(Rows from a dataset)
######
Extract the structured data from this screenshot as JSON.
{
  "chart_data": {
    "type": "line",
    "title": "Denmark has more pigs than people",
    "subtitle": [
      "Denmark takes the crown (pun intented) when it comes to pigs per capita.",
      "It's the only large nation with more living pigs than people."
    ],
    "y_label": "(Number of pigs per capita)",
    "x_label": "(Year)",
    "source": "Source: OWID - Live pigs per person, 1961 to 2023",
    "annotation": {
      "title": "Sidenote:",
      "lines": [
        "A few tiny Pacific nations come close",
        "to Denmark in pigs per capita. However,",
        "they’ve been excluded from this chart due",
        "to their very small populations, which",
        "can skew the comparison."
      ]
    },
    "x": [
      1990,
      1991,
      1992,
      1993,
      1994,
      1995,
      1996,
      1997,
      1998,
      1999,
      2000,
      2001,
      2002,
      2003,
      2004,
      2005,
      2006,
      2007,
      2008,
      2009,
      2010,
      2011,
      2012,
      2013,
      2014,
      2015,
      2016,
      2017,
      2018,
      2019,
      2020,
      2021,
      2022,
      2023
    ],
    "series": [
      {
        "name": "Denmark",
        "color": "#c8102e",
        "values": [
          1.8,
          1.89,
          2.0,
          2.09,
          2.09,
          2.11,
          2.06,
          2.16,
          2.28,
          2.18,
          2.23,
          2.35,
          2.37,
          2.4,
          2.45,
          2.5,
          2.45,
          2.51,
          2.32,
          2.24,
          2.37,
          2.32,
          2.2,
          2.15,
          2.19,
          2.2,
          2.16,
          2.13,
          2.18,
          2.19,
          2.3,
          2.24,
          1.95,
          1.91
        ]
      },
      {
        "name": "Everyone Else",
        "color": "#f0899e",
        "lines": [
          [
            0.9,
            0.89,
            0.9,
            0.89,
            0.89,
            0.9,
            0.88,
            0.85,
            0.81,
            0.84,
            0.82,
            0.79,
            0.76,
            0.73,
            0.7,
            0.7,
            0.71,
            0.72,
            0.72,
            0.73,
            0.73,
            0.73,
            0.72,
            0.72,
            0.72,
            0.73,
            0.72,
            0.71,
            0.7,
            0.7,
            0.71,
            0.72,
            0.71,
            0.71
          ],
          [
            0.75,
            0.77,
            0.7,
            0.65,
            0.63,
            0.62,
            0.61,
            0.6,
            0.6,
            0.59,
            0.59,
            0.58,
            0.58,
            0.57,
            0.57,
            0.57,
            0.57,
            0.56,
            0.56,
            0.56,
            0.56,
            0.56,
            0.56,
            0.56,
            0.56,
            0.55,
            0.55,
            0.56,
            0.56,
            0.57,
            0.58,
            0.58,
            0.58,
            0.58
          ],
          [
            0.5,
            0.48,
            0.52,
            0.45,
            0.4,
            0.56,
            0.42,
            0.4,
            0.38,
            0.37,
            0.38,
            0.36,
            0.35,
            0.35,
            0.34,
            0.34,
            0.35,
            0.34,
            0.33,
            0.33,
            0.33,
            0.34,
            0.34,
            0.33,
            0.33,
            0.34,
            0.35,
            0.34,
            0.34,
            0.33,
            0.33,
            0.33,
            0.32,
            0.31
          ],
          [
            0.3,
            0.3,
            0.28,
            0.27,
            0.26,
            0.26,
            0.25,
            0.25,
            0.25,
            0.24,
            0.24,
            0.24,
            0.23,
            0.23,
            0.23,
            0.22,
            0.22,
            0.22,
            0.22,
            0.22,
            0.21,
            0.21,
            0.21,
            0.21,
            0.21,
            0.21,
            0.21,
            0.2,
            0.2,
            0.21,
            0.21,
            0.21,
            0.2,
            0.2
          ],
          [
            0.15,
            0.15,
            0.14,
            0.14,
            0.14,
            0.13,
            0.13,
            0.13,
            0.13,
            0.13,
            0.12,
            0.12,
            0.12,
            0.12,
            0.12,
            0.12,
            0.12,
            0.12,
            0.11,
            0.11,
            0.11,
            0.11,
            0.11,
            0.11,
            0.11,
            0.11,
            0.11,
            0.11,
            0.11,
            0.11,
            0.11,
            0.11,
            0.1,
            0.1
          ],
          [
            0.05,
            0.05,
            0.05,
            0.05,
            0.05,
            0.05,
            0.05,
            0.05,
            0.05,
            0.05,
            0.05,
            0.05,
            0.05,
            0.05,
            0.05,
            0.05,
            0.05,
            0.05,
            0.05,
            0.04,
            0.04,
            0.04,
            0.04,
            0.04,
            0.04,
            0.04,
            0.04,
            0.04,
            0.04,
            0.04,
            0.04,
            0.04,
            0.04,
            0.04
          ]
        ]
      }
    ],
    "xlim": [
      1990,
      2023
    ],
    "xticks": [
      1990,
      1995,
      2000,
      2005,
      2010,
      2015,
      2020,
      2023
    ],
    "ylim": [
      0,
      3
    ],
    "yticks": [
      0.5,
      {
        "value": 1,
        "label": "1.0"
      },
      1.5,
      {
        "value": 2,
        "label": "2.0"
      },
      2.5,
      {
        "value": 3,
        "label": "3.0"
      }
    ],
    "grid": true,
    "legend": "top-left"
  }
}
######
- _Aim_
Locate the word "capita" in the data above. Copy every line carrying it.

- _Expected output_
      "Denmark takes the crown (pun intented) when it comes to pigs per capita.",
    "y_label": "(Number of pigs per capita)",
        "to Denmark in pigs per capita. However,",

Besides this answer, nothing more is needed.